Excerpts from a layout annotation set
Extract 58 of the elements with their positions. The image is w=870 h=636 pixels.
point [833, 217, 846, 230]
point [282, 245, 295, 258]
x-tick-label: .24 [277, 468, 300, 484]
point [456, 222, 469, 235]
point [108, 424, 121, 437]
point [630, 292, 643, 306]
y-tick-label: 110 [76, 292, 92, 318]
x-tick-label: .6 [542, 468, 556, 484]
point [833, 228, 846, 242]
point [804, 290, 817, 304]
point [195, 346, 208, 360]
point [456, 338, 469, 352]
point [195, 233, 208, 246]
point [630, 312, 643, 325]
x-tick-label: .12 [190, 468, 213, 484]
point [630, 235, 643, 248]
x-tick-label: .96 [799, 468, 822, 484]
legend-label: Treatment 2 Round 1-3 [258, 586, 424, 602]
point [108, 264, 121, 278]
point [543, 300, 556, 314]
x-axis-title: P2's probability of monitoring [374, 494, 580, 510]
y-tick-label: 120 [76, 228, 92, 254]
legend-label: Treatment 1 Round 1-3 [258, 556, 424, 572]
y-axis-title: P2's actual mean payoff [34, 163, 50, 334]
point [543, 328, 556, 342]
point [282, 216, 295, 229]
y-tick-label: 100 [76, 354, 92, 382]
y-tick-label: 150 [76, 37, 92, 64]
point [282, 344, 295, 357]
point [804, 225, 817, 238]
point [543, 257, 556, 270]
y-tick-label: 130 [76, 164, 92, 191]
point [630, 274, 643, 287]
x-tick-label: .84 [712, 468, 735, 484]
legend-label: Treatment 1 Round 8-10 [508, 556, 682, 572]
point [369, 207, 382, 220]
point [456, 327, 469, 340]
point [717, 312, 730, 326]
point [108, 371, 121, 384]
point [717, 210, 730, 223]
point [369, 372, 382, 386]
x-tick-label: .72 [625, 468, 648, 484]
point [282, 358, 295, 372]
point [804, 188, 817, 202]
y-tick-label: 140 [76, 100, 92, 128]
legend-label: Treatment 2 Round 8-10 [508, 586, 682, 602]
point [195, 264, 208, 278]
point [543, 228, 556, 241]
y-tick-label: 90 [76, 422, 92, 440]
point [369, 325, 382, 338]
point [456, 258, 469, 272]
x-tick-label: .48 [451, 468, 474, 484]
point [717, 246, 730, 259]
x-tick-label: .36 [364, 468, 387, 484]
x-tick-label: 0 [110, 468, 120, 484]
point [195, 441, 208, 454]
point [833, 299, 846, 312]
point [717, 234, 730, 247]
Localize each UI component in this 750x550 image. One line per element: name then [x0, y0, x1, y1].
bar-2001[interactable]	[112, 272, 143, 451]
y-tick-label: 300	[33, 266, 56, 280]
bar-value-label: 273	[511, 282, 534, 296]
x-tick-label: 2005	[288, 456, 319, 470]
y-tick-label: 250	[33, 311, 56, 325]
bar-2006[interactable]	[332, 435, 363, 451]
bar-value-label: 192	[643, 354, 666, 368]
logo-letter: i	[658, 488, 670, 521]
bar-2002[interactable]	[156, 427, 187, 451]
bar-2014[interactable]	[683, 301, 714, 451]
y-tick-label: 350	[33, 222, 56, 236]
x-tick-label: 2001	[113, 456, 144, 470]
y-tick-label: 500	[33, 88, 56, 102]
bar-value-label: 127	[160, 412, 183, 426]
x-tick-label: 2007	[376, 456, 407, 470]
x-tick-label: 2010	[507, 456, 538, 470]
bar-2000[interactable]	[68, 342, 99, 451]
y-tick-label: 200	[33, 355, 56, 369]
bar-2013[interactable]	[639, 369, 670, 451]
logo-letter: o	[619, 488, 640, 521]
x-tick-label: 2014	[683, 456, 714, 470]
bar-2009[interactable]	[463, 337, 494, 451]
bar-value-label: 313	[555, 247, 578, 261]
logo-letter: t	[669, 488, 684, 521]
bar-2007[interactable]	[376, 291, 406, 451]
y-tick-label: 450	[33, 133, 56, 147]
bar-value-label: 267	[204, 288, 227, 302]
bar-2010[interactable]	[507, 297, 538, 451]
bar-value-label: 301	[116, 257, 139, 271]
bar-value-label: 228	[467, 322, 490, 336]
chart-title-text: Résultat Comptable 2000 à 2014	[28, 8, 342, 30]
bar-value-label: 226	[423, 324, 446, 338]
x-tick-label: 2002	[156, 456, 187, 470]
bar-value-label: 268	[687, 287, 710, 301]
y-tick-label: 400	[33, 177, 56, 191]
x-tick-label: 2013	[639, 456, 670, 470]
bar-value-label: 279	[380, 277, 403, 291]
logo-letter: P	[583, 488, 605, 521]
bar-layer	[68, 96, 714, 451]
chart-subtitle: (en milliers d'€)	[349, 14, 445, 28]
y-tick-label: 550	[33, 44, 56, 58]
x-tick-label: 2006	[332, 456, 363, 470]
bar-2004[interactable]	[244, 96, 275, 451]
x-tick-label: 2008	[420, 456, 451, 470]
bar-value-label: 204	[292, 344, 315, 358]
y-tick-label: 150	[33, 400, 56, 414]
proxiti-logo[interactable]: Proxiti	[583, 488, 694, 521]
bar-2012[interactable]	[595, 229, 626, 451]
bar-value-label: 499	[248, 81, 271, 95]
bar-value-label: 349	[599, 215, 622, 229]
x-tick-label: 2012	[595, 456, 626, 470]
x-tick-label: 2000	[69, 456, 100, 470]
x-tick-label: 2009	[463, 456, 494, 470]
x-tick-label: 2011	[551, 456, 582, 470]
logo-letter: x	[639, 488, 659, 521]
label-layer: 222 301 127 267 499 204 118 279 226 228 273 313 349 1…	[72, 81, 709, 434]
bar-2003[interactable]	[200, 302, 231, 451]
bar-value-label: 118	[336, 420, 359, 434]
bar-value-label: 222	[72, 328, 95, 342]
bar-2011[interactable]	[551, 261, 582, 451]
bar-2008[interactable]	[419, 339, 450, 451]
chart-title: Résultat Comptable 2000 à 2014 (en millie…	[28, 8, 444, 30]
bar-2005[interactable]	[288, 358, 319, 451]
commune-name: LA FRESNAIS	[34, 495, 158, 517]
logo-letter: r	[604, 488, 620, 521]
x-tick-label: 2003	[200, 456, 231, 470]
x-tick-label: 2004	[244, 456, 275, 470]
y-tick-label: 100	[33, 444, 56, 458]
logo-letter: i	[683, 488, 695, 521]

- The problem -
Switch "x-tick-label" to "x-label" in the records, starting with the first line and stopping after the line that contains "point [630, 235, 643, 248]". Reproduce those lines with nothing else changed.

- Solution to the exercise -
Extract 58 of the elements with their positions. The image is w=870 h=636 pixels.
point [833, 217, 846, 230]
point [282, 245, 295, 258]
x-label: .24 [277, 468, 300, 484]
point [456, 222, 469, 235]
point [108, 424, 121, 437]
point [630, 292, 643, 306]
y-tick-label: 110 [76, 292, 92, 318]
x-label: .6 [542, 468, 556, 484]
point [833, 228, 846, 242]
point [804, 290, 817, 304]
point [195, 346, 208, 360]
point [456, 338, 469, 352]
point [195, 233, 208, 246]
point [630, 312, 643, 325]
x-label: .12 [190, 468, 213, 484]
point [630, 235, 643, 248]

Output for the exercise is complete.